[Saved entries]
---
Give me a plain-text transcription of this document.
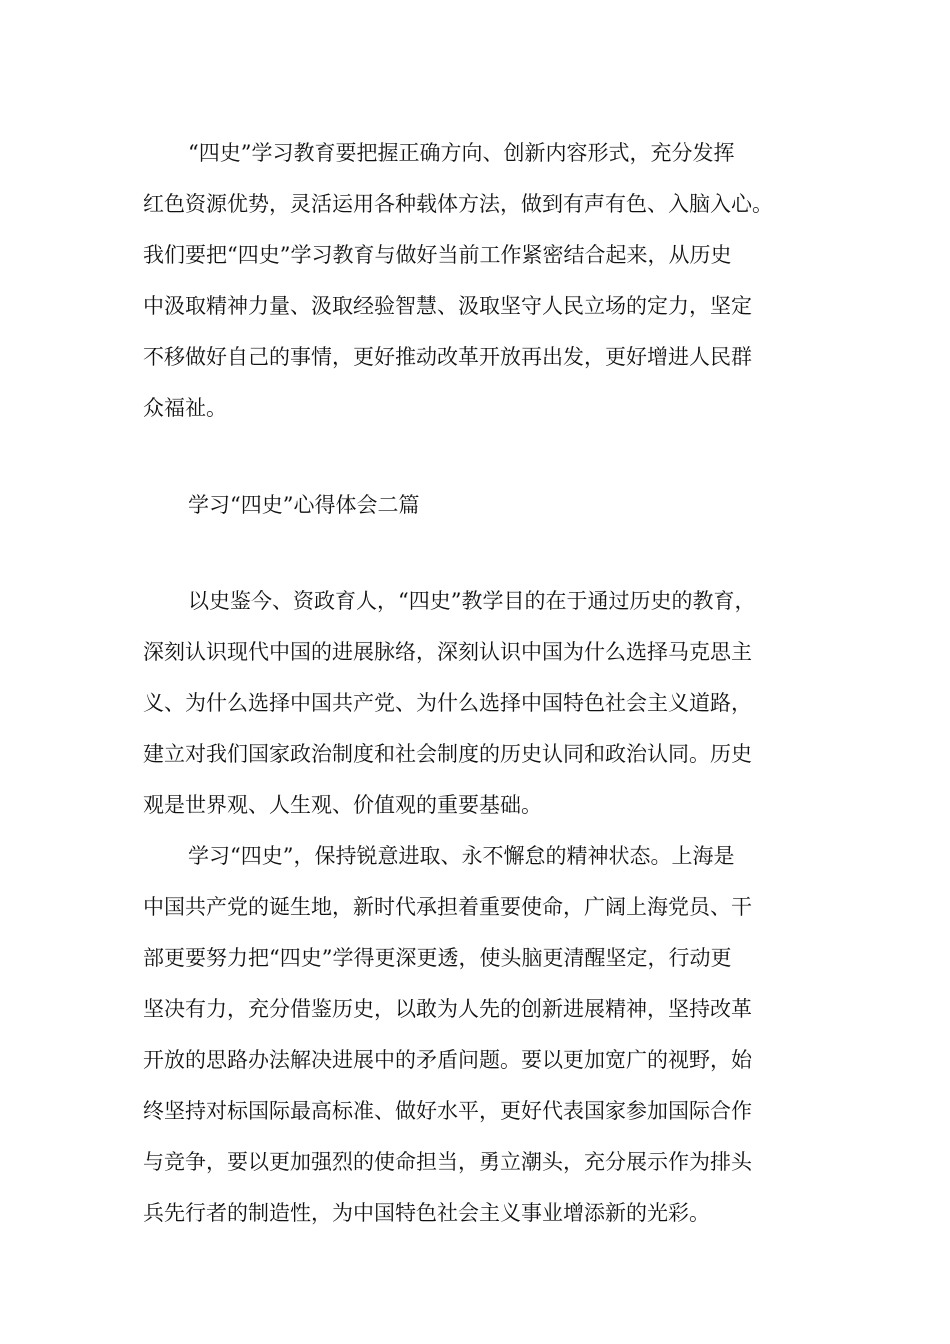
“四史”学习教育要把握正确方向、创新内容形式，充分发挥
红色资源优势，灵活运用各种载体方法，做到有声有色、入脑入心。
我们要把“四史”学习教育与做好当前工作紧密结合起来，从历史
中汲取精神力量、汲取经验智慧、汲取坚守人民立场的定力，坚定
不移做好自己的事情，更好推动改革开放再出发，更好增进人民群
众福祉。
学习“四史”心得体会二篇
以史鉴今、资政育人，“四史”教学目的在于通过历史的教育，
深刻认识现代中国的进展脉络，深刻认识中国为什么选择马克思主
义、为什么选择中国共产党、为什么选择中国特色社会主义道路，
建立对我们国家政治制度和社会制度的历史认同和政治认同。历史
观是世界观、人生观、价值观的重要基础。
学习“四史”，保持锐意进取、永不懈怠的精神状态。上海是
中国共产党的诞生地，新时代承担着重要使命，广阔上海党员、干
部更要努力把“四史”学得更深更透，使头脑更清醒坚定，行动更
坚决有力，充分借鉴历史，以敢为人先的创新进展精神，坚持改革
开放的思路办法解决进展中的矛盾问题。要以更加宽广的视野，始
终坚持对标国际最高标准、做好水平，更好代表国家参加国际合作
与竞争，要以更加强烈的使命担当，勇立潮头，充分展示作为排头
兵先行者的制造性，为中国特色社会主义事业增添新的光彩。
---
#### [WHAT YOU HAVE TO DO]
Produce an exact copy of each line of data, skipping embedded images.

#### [REPLY TO THE EXERCISE]
Give me a plain-text transcription of this document.
“四史”学习教育要把握正确方向、创新内容形式，充分发挥
红色资源优势，灵活运用各种载体方法，做到有声有色、入脑入心。
我们要把“四史”学习教育与做好当前工作紧密结合起来，从历史
中汲取精神力量、汲取经验智慧、汲取坚守人民立场的定力，坚定
不移做好自己的事情，更好推动改革开放再出发，更好增进人民群
众福祉。
学习“四史”心得体会二篇
以史鉴今、资政育人，“四史”教学目的在于通过历史的教育，
深刻认识现代中国的进展脉络，深刻认识中国为什么选择马克思主
义、为什么选择中国共产党、为什么选择中国特色社会主义道路，
建立对我们国家政治制度和社会制度的历史认同和政治认同。历史
观是世界观、人生观、价值观的重要基础。
学习“四史”，保持锐意进取、永不懈怠的精神状态。上海是
中国共产党的诞生地，新时代承担着重要使命，广阔上海党员、干
部更要努力把“四史”学得更深更透，使头脑更清醒坚定，行动更
坚决有力，充分借鉴历史，以敢为人先的创新进展精神，坚持改革
开放的思路办法解决进展中的矛盾问题。要以更加宽广的视野，始
终坚持对标国际最高标准、做好水平，更好代表国家参加国际合作
与竞争，要以更加强烈的使命担当，勇立潮头，充分展示作为排头
兵先行者的制造性，为中国特色社会主义事业增添新的光彩。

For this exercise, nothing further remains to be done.